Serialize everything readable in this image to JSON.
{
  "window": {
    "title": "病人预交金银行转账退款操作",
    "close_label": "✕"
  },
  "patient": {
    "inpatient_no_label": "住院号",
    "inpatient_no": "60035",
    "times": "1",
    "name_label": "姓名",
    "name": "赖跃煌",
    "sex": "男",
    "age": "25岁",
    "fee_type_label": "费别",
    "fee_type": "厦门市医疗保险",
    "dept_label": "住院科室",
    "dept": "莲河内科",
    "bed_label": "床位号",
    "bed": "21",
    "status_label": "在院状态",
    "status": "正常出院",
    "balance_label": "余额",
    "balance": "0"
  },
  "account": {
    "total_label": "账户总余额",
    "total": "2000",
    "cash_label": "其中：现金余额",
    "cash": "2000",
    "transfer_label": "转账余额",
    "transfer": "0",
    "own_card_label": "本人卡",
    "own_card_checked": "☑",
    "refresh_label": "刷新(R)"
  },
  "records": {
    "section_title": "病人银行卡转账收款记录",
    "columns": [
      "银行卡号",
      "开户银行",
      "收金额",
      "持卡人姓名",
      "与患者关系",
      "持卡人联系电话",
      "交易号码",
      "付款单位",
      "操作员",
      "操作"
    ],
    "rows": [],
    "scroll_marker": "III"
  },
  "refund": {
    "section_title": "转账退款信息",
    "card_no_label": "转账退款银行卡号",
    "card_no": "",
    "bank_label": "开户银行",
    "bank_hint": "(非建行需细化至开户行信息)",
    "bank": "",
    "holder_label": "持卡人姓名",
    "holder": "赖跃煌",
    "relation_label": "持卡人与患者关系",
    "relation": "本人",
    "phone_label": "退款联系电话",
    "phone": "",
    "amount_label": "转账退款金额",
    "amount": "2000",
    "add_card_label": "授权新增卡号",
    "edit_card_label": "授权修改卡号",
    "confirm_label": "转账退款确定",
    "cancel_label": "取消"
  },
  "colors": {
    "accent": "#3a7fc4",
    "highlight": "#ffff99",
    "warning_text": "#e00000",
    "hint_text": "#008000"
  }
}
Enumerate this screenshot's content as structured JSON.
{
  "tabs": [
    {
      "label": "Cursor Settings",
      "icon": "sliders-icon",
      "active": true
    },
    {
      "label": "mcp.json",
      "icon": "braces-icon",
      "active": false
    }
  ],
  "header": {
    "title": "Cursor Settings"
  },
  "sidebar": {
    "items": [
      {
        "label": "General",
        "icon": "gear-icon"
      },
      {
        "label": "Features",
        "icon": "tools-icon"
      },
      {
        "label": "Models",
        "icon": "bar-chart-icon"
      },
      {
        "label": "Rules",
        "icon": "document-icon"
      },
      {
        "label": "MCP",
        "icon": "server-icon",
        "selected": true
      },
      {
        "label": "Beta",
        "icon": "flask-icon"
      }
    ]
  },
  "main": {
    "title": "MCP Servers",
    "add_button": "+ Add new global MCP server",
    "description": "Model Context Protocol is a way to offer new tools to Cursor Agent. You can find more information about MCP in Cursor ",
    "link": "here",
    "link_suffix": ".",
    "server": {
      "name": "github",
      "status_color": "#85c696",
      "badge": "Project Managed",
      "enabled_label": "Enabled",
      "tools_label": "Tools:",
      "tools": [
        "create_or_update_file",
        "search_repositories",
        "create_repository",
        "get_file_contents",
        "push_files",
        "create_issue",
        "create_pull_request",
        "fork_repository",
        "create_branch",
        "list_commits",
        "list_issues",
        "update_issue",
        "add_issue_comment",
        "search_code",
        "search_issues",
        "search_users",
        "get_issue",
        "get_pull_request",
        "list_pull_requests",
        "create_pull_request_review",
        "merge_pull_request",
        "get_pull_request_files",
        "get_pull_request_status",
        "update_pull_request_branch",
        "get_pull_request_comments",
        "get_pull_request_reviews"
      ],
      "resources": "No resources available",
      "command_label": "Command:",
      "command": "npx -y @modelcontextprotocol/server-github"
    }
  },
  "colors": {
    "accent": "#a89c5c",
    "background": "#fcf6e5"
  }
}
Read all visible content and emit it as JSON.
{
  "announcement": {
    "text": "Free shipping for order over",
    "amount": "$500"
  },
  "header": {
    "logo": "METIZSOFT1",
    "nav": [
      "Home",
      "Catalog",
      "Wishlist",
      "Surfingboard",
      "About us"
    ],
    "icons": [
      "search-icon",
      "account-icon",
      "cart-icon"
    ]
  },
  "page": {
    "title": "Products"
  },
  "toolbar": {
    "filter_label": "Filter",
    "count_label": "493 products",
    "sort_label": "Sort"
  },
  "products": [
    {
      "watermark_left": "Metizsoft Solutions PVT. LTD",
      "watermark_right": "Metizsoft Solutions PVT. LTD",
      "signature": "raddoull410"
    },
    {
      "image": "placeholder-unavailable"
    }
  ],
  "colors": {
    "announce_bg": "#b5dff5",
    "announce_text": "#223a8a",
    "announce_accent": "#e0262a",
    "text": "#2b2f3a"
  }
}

- - - - -

What to produce — Select every line above that contains the word "github", and copy it.

Exercise result —
      "name": "github",
      "command": "npx -y @modelcontextprotocol/server-github"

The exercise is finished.